Return only the number of lines holding the word "this".

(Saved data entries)
===============

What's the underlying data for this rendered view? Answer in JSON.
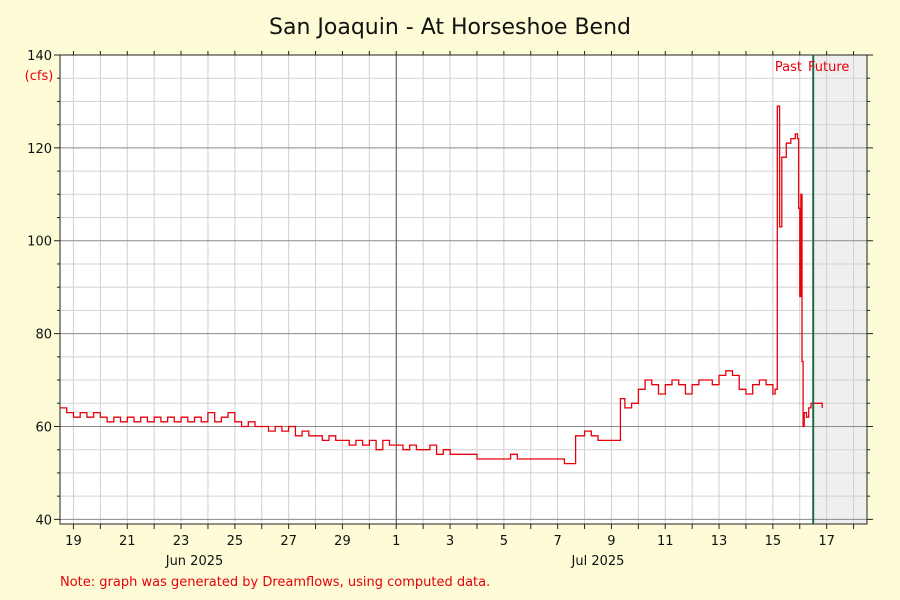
{
  "chart_data": {
    "type": "line",
    "title": "San Joaquin - At Horseshoe Bend",
    "ylabel": "(cfs)",
    "ylim": [
      39,
      140
    ],
    "y_ticks": [
      40,
      60,
      80,
      100,
      120,
      140
    ],
    "x_start": "2025-06-18",
    "xlim": [
      "2025-06-18 12:00",
      "2025-07-18 12:00"
    ],
    "x_day_labels": [
      {
        "date": "2025-06-19",
        "label": "19"
      },
      {
        "date": "2025-06-21",
        "label": "21"
      },
      {
        "date": "2025-06-23",
        "label": "23"
      },
      {
        "date": "2025-06-25",
        "label": "25"
      },
      {
        "date": "2025-06-27",
        "label": "27"
      },
      {
        "date": "2025-06-29",
        "label": "29"
      },
      {
        "date": "2025-07-01",
        "label": "1"
      },
      {
        "date": "2025-07-03",
        "label": "3"
      },
      {
        "date": "2025-07-05",
        "label": "5"
      },
      {
        "date": "2025-07-07",
        "label": "7"
      },
      {
        "date": "2025-07-09",
        "label": "9"
      },
      {
        "date": "2025-07-11",
        "label": "11"
      },
      {
        "date": "2025-07-13",
        "label": "13"
      },
      {
        "date": "2025-07-15",
        "label": "15"
      },
      {
        "date": "2025-07-17",
        "label": "17"
      }
    ],
    "month_labels": [
      {
        "date": "2025-06-23 12:00",
        "label": "Jun 2025"
      },
      {
        "date": "2025-07-08 12:00",
        "label": "Jul 2025"
      }
    ],
    "month_divider": "2025-07-01",
    "now": "2025-07-16 12:00",
    "past_label": "Past",
    "future_label": "Future",
    "grid": true,
    "series": [
      {
        "color": "#e8000b",
        "points": [
          [
            "2025-06-18 12:00",
            64
          ],
          [
            "2025-06-18 18:00",
            63
          ],
          [
            "2025-06-19 00:00",
            62
          ],
          [
            "2025-06-19 06:00",
            63
          ],
          [
            "2025-06-19 12:00",
            62
          ],
          [
            "2025-06-19 18:00",
            63
          ],
          [
            "2025-06-20 00:00",
            62
          ],
          [
            "2025-06-20 06:00",
            61
          ],
          [
            "2025-06-20 12:00",
            62
          ],
          [
            "2025-06-20 18:00",
            61
          ],
          [
            "2025-06-21 00:00",
            62
          ],
          [
            "2025-06-21 06:00",
            61
          ],
          [
            "2025-06-21 12:00",
            62
          ],
          [
            "2025-06-21 18:00",
            61
          ],
          [
            "2025-06-22 00:00",
            62
          ],
          [
            "2025-06-22 06:00",
            61
          ],
          [
            "2025-06-22 12:00",
            62
          ],
          [
            "2025-06-22 18:00",
            61
          ],
          [
            "2025-06-23 00:00",
            62
          ],
          [
            "2025-06-23 06:00",
            61
          ],
          [
            "2025-06-23 12:00",
            62
          ],
          [
            "2025-06-23 18:00",
            61
          ],
          [
            "2025-06-24 00:00",
            63
          ],
          [
            "2025-06-24 06:00",
            61
          ],
          [
            "2025-06-24 12:00",
            62
          ],
          [
            "2025-06-24 18:00",
            63
          ],
          [
            "2025-06-25 00:00",
            61
          ],
          [
            "2025-06-25 06:00",
            60
          ],
          [
            "2025-06-25 12:00",
            61
          ],
          [
            "2025-06-25 18:00",
            60
          ],
          [
            "2025-06-26 00:00",
            60
          ],
          [
            "2025-06-26 06:00",
            59
          ],
          [
            "2025-06-26 12:00",
            60
          ],
          [
            "2025-06-26 18:00",
            59
          ],
          [
            "2025-06-27 00:00",
            60
          ],
          [
            "2025-06-27 06:00",
            58
          ],
          [
            "2025-06-27 12:00",
            59
          ],
          [
            "2025-06-27 18:00",
            58
          ],
          [
            "2025-06-28 00:00",
            58
          ],
          [
            "2025-06-28 06:00",
            57
          ],
          [
            "2025-06-28 12:00",
            58
          ],
          [
            "2025-06-28 18:00",
            57
          ],
          [
            "2025-06-29 00:00",
            57
          ],
          [
            "2025-06-29 06:00",
            56
          ],
          [
            "2025-06-29 12:00",
            57
          ],
          [
            "2025-06-29 18:00",
            56
          ],
          [
            "2025-06-30 00:00",
            57
          ],
          [
            "2025-06-30 06:00",
            55
          ],
          [
            "2025-06-30 12:00",
            57
          ],
          [
            "2025-06-30 18:00",
            56
          ],
          [
            "2025-07-01 00:00",
            56
          ],
          [
            "2025-07-01 06:00",
            55
          ],
          [
            "2025-07-01 12:00",
            56
          ],
          [
            "2025-07-01 18:00",
            55
          ],
          [
            "2025-07-02 00:00",
            55
          ],
          [
            "2025-07-02 06:00",
            56
          ],
          [
            "2025-07-02 12:00",
            54
          ],
          [
            "2025-07-02 18:00",
            55
          ],
          [
            "2025-07-03 00:00",
            54
          ],
          [
            "2025-07-03 12:00",
            54
          ],
          [
            "2025-07-04 00:00",
            53
          ],
          [
            "2025-07-05 00:00",
            53
          ],
          [
            "2025-07-05 06:00",
            54
          ],
          [
            "2025-07-05 12:00",
            53
          ],
          [
            "2025-07-06 12:00",
            53
          ],
          [
            "2025-07-07 00:00",
            53
          ],
          [
            "2025-07-07 06:00",
            52
          ],
          [
            "2025-07-07 12:00",
            52
          ],
          [
            "2025-07-07 16:00",
            58
          ],
          [
            "2025-07-08 00:00",
            59
          ],
          [
            "2025-07-08 06:00",
            58
          ],
          [
            "2025-07-08 12:00",
            57
          ],
          [
            "2025-07-09 00:00",
            57
          ],
          [
            "2025-07-09 06:00",
            57
          ],
          [
            "2025-07-09 08:00",
            66
          ],
          [
            "2025-07-09 12:00",
            64
          ],
          [
            "2025-07-09 18:00",
            65
          ],
          [
            "2025-07-10 00:00",
            68
          ],
          [
            "2025-07-10 06:00",
            70
          ],
          [
            "2025-07-10 12:00",
            69
          ],
          [
            "2025-07-10 18:00",
            67
          ],
          [
            "2025-07-11 00:00",
            69
          ],
          [
            "2025-07-11 06:00",
            70
          ],
          [
            "2025-07-11 12:00",
            69
          ],
          [
            "2025-07-11 18:00",
            67
          ],
          [
            "2025-07-12 00:00",
            69
          ],
          [
            "2025-07-12 06:00",
            70
          ],
          [
            "2025-07-12 12:00",
            70
          ],
          [
            "2025-07-12 18:00",
            69
          ],
          [
            "2025-07-13 00:00",
            71
          ],
          [
            "2025-07-13 06:00",
            72
          ],
          [
            "2025-07-13 12:00",
            71
          ],
          [
            "2025-07-13 18:00",
            68
          ],
          [
            "2025-07-14 00:00",
            67
          ],
          [
            "2025-07-14 06:00",
            69
          ],
          [
            "2025-07-14 12:00",
            70
          ],
          [
            "2025-07-14 18:00",
            69
          ],
          [
            "2025-07-15 00:00",
            67
          ],
          [
            "2025-07-15 02:00",
            68
          ],
          [
            "2025-07-15 04:00",
            129
          ],
          [
            "2025-07-15 06:00",
            103
          ],
          [
            "2025-07-15 08:00",
            118
          ],
          [
            "2025-07-15 12:00",
            121
          ],
          [
            "2025-07-15 16:00",
            122
          ],
          [
            "2025-07-15 20:00",
            123
          ],
          [
            "2025-07-15 22:00",
            122
          ],
          [
            "2025-07-15 23:00",
            107
          ],
          [
            "2025-07-16 00:00",
            88
          ],
          [
            "2025-07-16 01:00",
            110
          ],
          [
            "2025-07-16 02:00",
            74
          ],
          [
            "2025-07-16 03:00",
            60
          ],
          [
            "2025-07-16 04:00",
            63
          ],
          [
            "2025-07-16 06:00",
            62
          ],
          [
            "2025-07-16 08:00",
            64
          ],
          [
            "2025-07-16 10:00",
            65
          ],
          [
            "2025-07-16 12:00",
            65
          ],
          [
            "2025-07-16 20:00",
            64
          ]
        ]
      }
    ]
  },
  "note": "Note: graph was generated by Dreamflows, using computed data."
}
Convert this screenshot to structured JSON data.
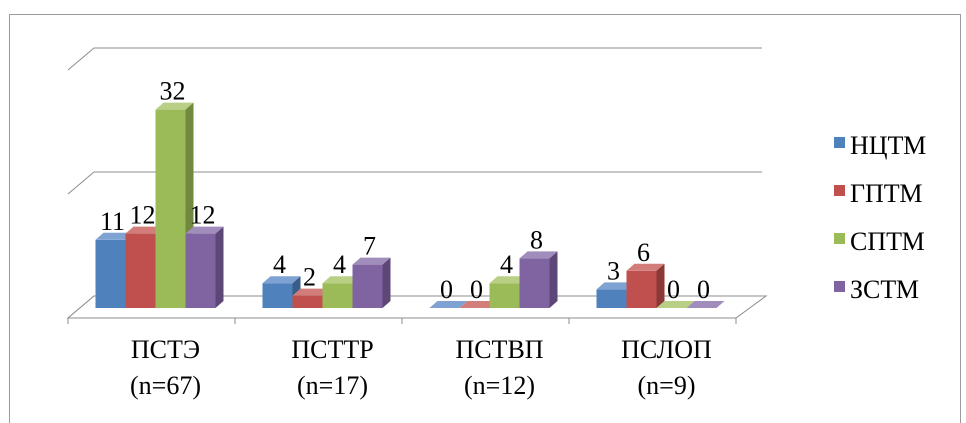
{
  "chart_data": {
    "type": "bar",
    "categories": [
      [
        "ПСТЭ",
        "(n=67)"
      ],
      [
        "ПСТТР",
        "(n=17)"
      ],
      [
        "ПСТВП",
        "(n=12)"
      ],
      [
        "ПСЛОП",
        "(n=9)"
      ]
    ],
    "series": [
      {
        "name": "НЦТМ",
        "values": [
          11,
          4,
          0,
          3
        ],
        "color": "#4F81BD",
        "side_color": "#385D8A",
        "top_color": "#7EA3D3"
      },
      {
        "name": "ГПТМ",
        "values": [
          12,
          2,
          0,
          6
        ],
        "color": "#C0504D",
        "side_color": "#8C3836",
        "top_color": "#D27D7A"
      },
      {
        "name": "СПТМ",
        "values": [
          32,
          4,
          4,
          0
        ],
        "color": "#9BBB59",
        "side_color": "#71893F",
        "top_color": "#B8CF85"
      },
      {
        "name": "ЗСТМ",
        "values": [
          12,
          7,
          8,
          0
        ],
        "color": "#8064A2",
        "side_color": "#5C4776",
        "top_color": "#A08DBC"
      }
    ],
    "ylim": [
      0,
      40
    ],
    "grid": true,
    "legend_position": "right",
    "data_labels": true,
    "style": "3d-clustered-column"
  }
}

===============

RESPONSE:
2